Work instructions:
Using the data beneath, show every line that includes the word "unit".

☆ ☆ ☆ ☆ ☆

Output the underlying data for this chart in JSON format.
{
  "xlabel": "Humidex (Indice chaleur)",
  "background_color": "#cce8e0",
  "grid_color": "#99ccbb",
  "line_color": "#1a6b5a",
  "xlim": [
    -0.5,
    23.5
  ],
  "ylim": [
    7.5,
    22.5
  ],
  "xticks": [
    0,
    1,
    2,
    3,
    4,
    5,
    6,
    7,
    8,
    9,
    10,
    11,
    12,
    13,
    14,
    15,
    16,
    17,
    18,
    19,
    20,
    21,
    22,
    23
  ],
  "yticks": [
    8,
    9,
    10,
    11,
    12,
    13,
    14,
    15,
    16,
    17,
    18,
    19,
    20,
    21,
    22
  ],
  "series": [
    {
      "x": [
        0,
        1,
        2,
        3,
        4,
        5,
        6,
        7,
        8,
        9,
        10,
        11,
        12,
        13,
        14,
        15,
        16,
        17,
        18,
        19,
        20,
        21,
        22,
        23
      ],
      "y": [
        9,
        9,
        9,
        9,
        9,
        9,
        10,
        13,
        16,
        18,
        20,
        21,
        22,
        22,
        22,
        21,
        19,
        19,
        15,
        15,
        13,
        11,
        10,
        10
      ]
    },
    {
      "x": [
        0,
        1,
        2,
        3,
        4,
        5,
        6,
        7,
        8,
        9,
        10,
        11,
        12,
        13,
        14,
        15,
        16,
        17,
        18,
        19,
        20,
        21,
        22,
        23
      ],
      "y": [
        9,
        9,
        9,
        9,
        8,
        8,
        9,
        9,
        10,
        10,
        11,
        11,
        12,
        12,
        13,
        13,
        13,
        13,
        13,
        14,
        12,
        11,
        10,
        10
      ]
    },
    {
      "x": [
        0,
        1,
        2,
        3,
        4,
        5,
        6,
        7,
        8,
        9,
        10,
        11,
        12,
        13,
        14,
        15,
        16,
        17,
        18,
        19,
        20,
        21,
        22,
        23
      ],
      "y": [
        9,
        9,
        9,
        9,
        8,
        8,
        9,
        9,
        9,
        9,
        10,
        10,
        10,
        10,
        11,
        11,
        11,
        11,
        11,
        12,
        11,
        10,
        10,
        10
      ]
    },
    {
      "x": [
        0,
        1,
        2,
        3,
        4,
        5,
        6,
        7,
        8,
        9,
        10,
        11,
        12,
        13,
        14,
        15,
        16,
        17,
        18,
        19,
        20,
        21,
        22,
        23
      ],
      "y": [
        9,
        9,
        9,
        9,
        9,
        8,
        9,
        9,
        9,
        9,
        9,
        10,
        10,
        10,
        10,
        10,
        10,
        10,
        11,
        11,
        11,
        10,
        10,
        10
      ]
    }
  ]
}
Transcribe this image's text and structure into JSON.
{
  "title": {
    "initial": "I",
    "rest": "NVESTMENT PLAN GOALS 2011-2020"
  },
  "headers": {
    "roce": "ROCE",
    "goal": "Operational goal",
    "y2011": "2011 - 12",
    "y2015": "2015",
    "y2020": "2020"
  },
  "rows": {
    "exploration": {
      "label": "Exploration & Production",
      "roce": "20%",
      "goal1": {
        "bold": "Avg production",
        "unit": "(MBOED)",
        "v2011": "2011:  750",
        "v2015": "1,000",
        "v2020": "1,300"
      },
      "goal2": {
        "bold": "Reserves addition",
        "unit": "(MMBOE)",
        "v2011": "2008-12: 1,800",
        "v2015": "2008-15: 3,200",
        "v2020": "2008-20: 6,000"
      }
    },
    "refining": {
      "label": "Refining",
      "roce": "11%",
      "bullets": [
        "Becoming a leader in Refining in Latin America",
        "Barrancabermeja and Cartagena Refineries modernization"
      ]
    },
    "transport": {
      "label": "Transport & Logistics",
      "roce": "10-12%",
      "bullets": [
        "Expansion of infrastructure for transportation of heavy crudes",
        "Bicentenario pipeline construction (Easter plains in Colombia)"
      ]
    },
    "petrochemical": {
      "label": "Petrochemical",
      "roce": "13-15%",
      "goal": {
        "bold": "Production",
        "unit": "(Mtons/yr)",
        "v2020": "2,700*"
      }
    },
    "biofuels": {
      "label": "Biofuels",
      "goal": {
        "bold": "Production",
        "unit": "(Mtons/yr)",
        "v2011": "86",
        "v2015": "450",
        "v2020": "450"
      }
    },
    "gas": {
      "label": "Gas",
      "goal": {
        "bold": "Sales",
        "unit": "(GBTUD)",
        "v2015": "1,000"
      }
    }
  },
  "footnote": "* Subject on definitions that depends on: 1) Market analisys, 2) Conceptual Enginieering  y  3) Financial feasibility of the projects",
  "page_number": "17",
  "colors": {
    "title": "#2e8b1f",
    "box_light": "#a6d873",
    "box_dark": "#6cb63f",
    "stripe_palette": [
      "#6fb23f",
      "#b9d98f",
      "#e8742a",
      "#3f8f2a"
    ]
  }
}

☆ ☆ ☆ ☆ ☆

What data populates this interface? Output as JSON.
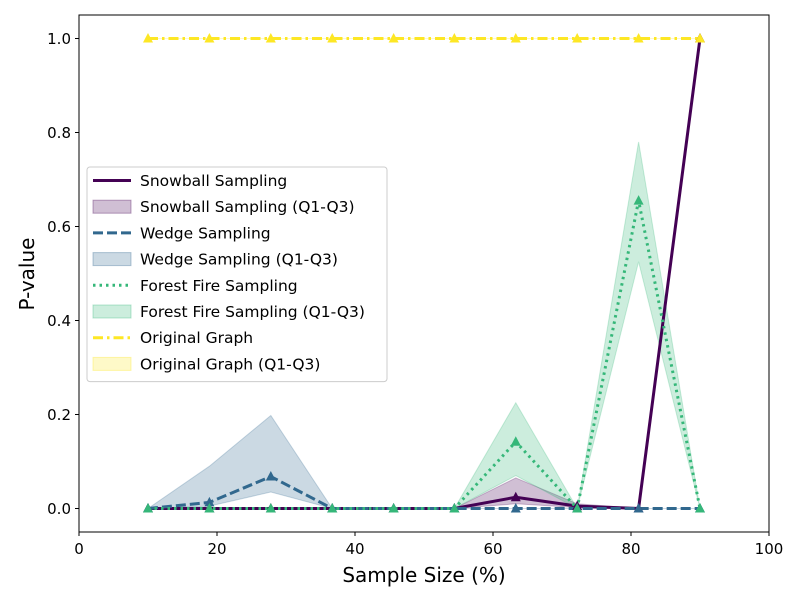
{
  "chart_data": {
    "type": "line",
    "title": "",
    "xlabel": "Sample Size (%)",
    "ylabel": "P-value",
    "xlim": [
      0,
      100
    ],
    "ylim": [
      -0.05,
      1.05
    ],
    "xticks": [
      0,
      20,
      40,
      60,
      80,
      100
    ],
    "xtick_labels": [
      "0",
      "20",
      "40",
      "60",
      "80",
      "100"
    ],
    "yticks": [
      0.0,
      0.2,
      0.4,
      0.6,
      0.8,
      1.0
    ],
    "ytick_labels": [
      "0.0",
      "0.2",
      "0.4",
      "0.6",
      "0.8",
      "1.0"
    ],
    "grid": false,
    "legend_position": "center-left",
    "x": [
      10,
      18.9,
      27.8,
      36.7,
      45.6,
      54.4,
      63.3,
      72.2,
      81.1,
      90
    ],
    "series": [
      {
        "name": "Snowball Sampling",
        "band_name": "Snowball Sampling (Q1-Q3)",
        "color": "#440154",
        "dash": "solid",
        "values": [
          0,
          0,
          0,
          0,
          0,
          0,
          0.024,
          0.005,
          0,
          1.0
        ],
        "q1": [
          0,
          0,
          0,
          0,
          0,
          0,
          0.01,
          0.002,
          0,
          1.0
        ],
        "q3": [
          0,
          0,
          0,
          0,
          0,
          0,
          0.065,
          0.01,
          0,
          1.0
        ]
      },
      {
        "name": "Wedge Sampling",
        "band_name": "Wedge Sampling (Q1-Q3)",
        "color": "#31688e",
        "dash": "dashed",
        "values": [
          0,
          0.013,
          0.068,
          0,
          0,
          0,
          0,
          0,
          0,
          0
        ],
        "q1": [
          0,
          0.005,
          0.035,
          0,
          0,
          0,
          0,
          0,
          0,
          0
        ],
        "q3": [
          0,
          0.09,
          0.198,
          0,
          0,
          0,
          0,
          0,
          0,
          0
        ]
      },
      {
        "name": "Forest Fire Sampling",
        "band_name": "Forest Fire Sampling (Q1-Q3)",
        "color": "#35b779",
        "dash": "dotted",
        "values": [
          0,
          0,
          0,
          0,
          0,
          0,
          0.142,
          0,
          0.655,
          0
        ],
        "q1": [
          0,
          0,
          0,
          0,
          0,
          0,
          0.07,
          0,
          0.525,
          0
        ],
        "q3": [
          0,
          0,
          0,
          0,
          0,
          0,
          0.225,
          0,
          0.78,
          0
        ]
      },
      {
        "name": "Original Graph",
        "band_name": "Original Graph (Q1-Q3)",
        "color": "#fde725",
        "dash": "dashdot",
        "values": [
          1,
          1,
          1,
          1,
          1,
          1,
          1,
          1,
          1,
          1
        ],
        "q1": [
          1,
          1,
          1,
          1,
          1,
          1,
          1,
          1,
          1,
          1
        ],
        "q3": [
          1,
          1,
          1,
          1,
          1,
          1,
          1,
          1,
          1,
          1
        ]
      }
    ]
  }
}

☆ ☆ ☆ ☆ ☆

Right answer:
        "unit": "(MBOED)",
        "unit": "(MMBOE)",
        "unit": "(Mtons/yr)",
        "unit": "(Mtons/yr)",
        "unit": "(GBTUD)",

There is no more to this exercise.